- WHAT NEEDS TO BE DONE
Which lines include the word "track"? Copy each of them.

|---|

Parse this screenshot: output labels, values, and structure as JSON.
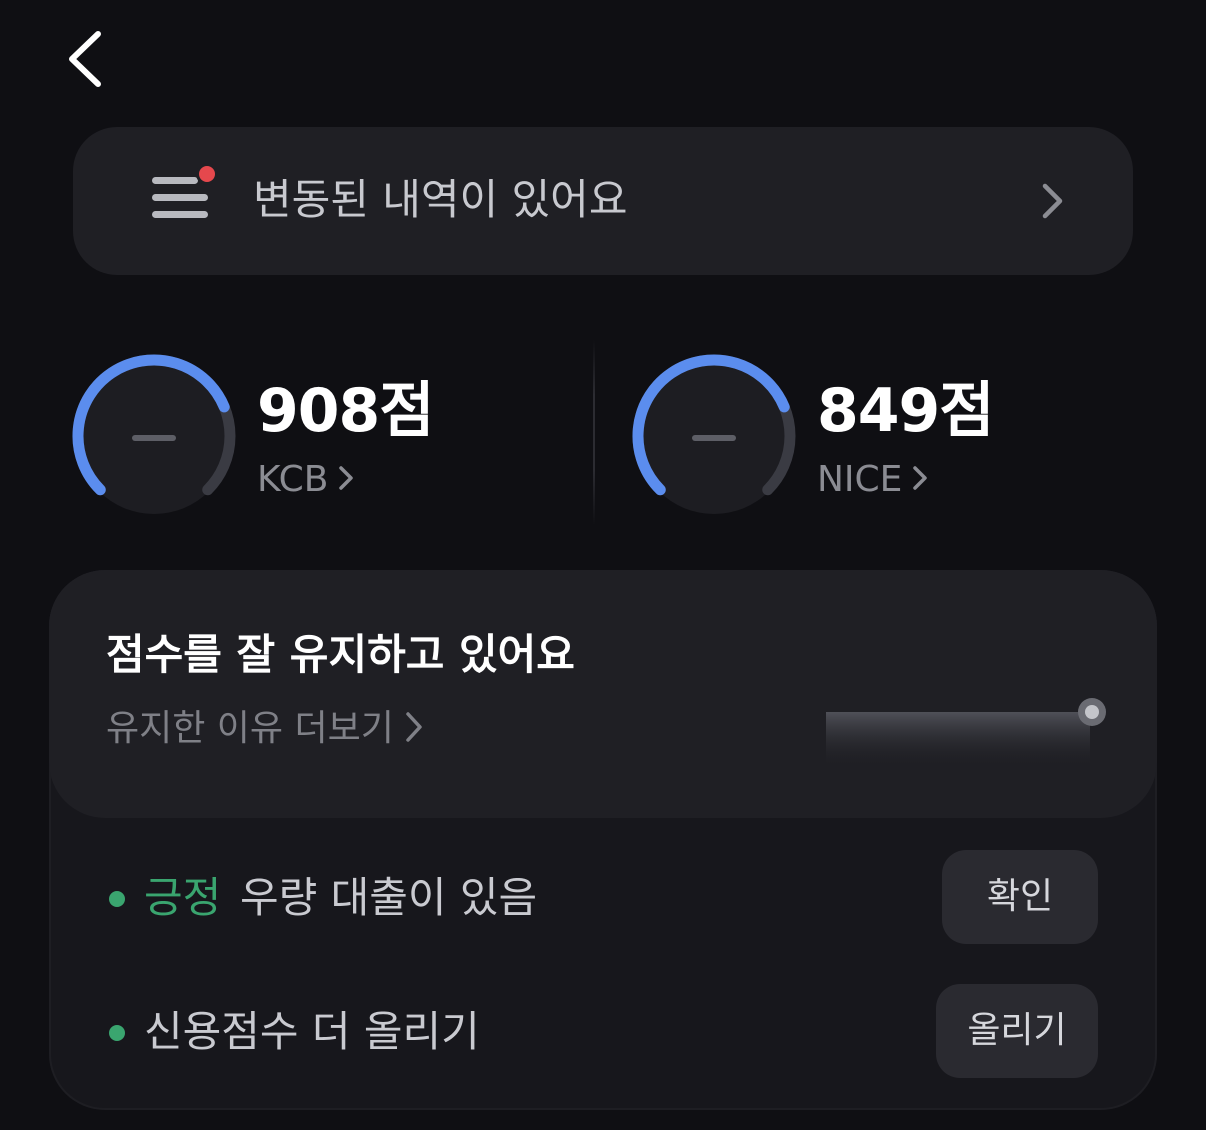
{
  "header": {
    "back_icon": "chevron-left-icon"
  },
  "notice": {
    "icon": "list-with-badge-icon",
    "text": "변동된 내역이 있어요",
    "badge_color": "#e5484d"
  },
  "scores": [
    {
      "value_text": "908점",
      "agency": "KCB",
      "gauge_fraction": 0.75,
      "gauge_color": "#5b8dee"
    },
    {
      "value_text": "849점",
      "agency": "NICE",
      "gauge_fraction": 0.75,
      "gauge_color": "#5b8dee"
    }
  ],
  "status": {
    "title": "점수를 잘 유지하고 있어요",
    "link_text": "유지한 이유 더보기",
    "items": [
      {
        "tag": "긍정",
        "text": "우량 대출이 있음",
        "button_label": "확인"
      },
      {
        "tag": "",
        "text": "신용점수 더 올리기",
        "button_label": "올리기"
      }
    ],
    "positive_color": "#3aa56f"
  }
}
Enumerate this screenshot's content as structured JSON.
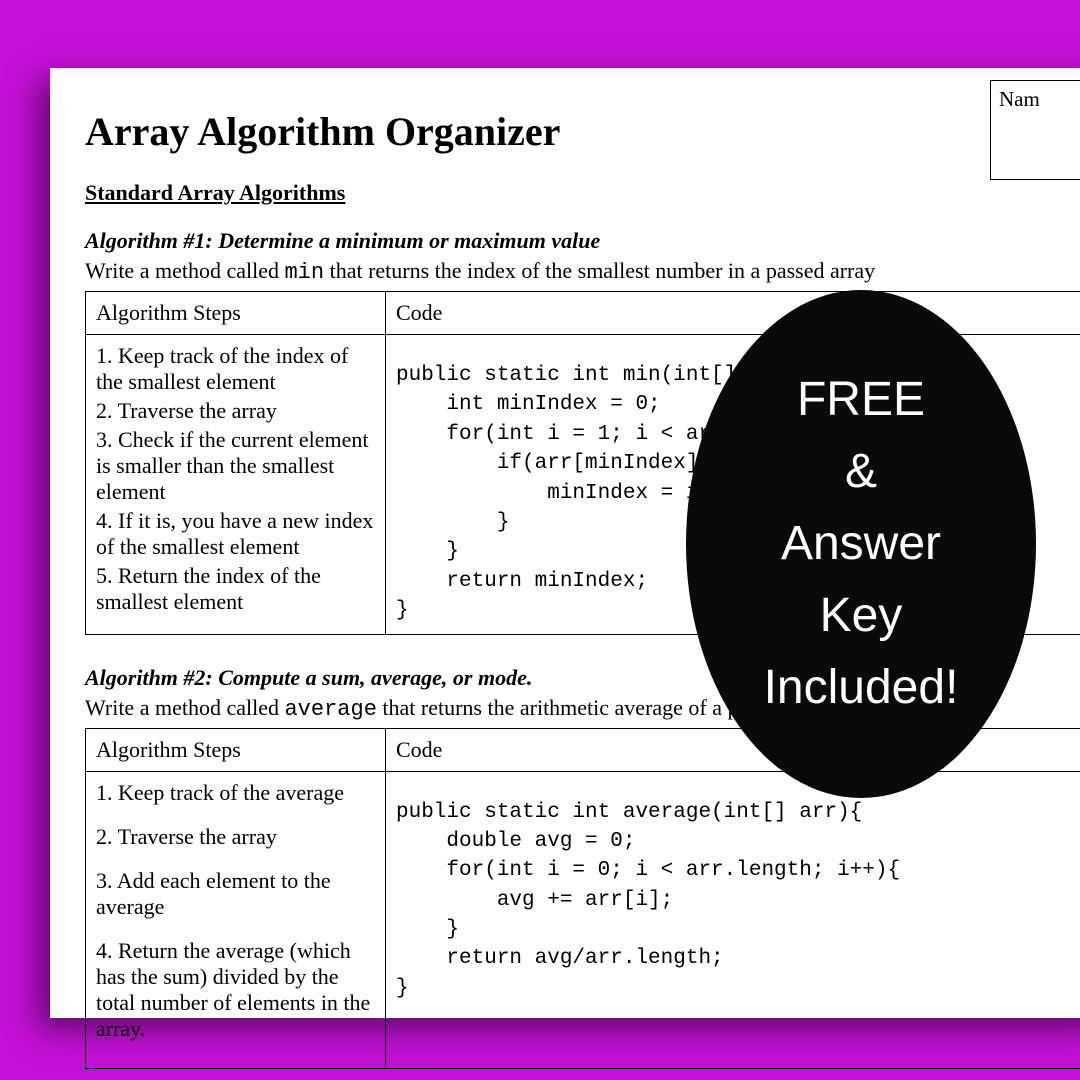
{
  "document": {
    "title": "Array Algorithm Organizer",
    "name_label": "Nam",
    "section_heading": "Standard Array Algorithms",
    "table_headers": {
      "steps": "Algorithm Steps",
      "code": "Code"
    },
    "algo1": {
      "title": "Algorithm #1: Determine a minimum or maximum value",
      "desc_pre": "Write a method called ",
      "desc_mono": "min",
      "desc_post": " that returns the index of the smallest number in a passed array",
      "steps": {
        "s1": "1. Keep track of the index of the smallest element",
        "s2": "2. Traverse the array",
        "s3": "3. Check if the current element is smaller than the smallest element",
        "s4": "4. If it is, you have a new index of the smallest element",
        "s5": "5. Return the index of the smallest element"
      },
      "code": "public static int min(int[]\n    int minIndex = 0;\n    for(int i = 1; i < arr\n        if(arr[minIndex]\n            minIndex = i\n        }\n    }\n    return minIndex;\n}"
    },
    "algo2": {
      "title": "Algorithm #2: Compute a sum, average, or mode.",
      "desc_pre": "Write a method called ",
      "desc_mono": "average",
      "desc_post": " that returns the arithmetic average of a passed",
      "steps": {
        "s1": "1. Keep track of the average",
        "s2": "2. Traverse the array",
        "s3": "3. Add each element to the average",
        "s4": "4. Return the average (which has the sum) divided by the total number of elements in the array."
      },
      "code": "public static int average(int[] arr){\n    double avg = 0;\n    for(int i = 0; i < arr.length; i++){\n        avg += arr[i];\n    }\n    return avg/arr.length;\n}"
    }
  },
  "badge": {
    "line1": "FREE",
    "line2": "&",
    "line3": "Answer",
    "line4": "Key",
    "line5": "Included!"
  }
}
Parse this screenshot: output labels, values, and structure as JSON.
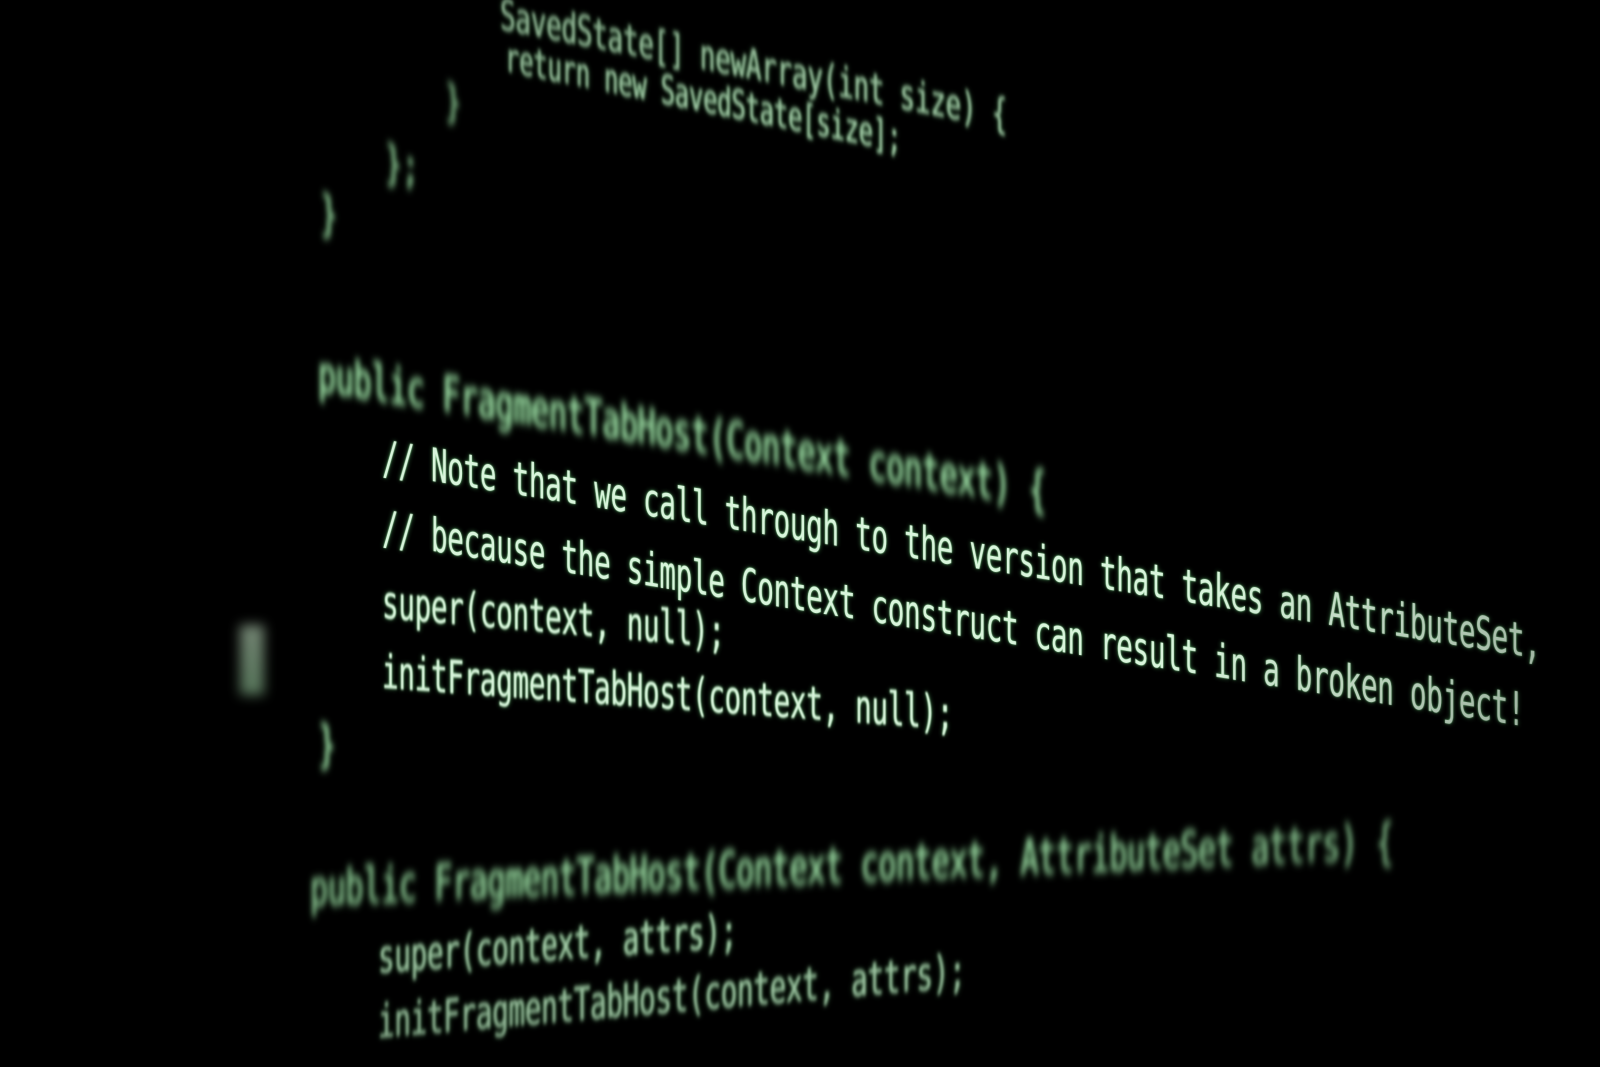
{
  "scene": {
    "background_color": "#000000",
    "text_color": "#d9f5dc",
    "glow_color": "#8fe39a"
  },
  "code_lines": [
    "SavedState[] newArray(int size) {",
    "return new SavedState[size];",
    "}",
    "};",
    "}",
    "public FragmentTabHost(Context context) {",
    "// Note that we call through to the version that takes an AttributeSet,",
    "// because the simple Context construct can result in a broken object!",
    "super(context, null);",
    "initFragmentTabHost(context, null);",
    "}",
    "public FragmentTabHost(Context context, AttributeSet attrs) {",
    "super(context, attrs);",
    "initFragmentTabHost(context, attrs);"
  ]
}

|---|

- COMPLETE OUTPUT
        "s1": "1. Keep track of the index of the smallest element",
        "s1": "1. Keep track of the average",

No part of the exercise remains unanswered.